**STATED GOAL**
Work out how many lines hold the string "this". Give that number and nothing more.

**GIVEN RECORDS**
------------

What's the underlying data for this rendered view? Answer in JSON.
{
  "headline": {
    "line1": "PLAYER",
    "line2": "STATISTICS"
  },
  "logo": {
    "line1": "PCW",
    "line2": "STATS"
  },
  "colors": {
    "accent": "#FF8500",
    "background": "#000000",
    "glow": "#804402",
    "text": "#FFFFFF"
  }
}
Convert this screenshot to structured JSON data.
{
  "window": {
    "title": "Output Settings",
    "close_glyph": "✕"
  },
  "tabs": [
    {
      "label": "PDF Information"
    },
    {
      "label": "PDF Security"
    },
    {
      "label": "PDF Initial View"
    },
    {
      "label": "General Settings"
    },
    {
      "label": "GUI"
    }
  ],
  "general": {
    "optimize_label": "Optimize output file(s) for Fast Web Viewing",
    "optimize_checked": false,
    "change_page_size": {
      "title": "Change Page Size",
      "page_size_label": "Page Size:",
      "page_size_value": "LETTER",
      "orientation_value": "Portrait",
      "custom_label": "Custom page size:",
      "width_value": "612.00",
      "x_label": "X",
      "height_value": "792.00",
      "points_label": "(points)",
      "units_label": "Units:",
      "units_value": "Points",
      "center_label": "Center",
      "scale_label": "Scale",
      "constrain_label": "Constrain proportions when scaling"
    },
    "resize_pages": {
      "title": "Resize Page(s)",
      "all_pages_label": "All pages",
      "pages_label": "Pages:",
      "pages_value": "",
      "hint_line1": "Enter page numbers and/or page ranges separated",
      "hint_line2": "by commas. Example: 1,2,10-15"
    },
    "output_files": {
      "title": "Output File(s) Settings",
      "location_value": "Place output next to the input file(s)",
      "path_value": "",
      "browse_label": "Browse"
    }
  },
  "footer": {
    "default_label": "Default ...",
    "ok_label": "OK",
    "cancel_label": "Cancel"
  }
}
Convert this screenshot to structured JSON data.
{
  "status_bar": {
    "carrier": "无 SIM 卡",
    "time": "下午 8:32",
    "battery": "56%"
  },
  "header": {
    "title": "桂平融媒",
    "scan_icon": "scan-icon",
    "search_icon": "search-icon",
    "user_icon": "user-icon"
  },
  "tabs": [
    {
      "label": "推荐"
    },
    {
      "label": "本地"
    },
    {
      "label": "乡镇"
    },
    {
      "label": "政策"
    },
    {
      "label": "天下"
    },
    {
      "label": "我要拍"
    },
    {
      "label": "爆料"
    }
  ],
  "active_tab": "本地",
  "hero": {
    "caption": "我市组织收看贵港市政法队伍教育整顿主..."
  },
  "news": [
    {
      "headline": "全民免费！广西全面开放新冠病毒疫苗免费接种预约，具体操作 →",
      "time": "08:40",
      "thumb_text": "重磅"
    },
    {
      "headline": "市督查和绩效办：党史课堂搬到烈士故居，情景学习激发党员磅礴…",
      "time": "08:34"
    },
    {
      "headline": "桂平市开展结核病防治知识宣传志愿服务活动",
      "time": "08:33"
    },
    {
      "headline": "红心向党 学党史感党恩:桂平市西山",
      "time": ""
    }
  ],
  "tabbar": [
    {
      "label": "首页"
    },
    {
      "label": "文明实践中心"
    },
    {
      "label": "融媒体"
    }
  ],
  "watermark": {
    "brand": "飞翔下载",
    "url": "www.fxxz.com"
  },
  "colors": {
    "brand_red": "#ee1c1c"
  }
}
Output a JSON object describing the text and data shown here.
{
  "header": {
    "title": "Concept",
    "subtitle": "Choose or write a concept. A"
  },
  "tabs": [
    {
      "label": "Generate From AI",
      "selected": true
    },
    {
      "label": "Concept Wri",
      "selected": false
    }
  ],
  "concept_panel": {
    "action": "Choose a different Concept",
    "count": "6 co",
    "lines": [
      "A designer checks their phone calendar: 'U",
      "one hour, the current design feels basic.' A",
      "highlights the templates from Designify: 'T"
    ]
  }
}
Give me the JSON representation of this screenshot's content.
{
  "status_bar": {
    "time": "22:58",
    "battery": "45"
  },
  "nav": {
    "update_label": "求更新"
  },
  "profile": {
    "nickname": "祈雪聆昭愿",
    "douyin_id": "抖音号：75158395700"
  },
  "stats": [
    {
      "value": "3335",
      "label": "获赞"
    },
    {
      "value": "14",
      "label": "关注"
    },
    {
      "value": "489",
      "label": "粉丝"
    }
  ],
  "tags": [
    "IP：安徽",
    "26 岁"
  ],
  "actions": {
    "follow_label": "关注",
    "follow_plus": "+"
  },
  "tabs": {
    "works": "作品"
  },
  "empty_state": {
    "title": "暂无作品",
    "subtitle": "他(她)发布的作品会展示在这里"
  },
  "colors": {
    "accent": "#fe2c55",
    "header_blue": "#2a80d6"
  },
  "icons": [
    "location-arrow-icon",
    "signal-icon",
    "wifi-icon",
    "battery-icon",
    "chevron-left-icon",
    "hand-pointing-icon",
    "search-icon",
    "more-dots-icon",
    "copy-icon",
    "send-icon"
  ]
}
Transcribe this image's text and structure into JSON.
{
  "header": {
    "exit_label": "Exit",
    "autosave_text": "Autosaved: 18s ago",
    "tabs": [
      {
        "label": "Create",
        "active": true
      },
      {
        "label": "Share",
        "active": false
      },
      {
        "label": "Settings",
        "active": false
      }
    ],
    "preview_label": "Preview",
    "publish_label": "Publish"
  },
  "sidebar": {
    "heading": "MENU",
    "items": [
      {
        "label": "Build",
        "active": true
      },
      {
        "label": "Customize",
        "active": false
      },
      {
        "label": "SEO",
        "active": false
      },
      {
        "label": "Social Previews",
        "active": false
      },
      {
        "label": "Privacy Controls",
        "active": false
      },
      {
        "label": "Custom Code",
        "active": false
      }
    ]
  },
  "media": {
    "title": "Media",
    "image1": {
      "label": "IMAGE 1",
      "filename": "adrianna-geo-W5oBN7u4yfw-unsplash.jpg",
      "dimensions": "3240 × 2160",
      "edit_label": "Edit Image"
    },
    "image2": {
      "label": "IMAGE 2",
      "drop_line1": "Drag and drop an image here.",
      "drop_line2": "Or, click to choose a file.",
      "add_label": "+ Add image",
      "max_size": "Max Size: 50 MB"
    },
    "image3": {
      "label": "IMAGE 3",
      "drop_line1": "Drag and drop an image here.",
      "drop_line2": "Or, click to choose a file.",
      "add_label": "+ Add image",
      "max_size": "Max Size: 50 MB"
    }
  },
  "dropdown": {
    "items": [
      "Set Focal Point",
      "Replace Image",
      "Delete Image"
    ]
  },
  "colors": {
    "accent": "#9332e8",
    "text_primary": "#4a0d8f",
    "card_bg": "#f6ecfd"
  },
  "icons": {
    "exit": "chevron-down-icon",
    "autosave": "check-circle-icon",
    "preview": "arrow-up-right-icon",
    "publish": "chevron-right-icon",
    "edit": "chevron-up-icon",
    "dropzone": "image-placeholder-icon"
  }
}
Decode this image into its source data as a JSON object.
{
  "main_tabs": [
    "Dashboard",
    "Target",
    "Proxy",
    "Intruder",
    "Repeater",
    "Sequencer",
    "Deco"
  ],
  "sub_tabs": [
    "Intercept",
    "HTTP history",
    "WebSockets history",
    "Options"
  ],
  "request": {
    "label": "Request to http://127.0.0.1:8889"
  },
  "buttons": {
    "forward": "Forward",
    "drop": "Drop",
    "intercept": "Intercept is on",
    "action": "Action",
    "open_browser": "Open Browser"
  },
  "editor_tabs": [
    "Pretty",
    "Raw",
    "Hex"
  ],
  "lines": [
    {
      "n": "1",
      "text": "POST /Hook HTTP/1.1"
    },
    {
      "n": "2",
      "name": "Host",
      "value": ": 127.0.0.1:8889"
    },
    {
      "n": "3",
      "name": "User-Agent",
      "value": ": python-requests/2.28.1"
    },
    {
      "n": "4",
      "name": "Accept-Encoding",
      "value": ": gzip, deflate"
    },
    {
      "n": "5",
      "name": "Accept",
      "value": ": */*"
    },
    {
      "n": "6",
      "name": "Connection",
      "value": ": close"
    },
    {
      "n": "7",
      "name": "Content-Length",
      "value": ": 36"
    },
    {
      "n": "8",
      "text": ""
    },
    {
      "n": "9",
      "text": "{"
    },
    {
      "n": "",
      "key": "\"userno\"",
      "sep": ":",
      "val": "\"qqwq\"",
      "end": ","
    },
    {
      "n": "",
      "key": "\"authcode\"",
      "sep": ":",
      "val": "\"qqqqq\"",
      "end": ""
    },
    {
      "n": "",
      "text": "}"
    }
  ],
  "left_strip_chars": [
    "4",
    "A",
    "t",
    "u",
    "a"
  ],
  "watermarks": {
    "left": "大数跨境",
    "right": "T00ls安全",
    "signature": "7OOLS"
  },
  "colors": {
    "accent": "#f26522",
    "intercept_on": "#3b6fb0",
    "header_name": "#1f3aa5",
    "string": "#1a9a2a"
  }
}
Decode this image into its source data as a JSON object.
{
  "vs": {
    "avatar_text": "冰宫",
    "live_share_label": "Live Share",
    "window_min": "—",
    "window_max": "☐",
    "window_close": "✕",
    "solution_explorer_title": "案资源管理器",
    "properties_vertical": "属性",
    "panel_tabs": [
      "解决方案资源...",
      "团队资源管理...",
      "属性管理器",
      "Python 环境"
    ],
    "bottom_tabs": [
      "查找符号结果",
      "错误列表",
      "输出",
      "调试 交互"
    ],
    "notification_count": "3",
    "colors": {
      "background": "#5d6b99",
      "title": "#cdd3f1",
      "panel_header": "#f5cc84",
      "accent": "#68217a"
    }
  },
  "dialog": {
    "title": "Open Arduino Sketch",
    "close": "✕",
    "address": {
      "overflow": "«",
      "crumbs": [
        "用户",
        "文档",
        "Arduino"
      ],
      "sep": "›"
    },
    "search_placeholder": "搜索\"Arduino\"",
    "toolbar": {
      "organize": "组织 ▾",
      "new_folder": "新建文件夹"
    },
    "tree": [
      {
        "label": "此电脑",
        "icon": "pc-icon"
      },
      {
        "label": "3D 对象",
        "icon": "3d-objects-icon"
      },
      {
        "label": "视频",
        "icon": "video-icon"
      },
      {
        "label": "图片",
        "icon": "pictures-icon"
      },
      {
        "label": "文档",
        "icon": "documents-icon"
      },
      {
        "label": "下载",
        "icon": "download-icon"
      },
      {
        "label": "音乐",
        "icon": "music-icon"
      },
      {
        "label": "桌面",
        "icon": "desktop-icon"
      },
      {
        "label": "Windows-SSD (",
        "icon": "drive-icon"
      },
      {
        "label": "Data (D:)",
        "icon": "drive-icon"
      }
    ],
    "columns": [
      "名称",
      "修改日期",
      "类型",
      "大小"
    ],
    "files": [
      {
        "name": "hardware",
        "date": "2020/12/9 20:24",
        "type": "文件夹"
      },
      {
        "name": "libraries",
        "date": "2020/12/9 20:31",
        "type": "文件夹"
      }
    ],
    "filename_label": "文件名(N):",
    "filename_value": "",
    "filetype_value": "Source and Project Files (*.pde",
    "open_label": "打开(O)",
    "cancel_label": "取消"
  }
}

------------

**WRITTEN RESPONSE**
7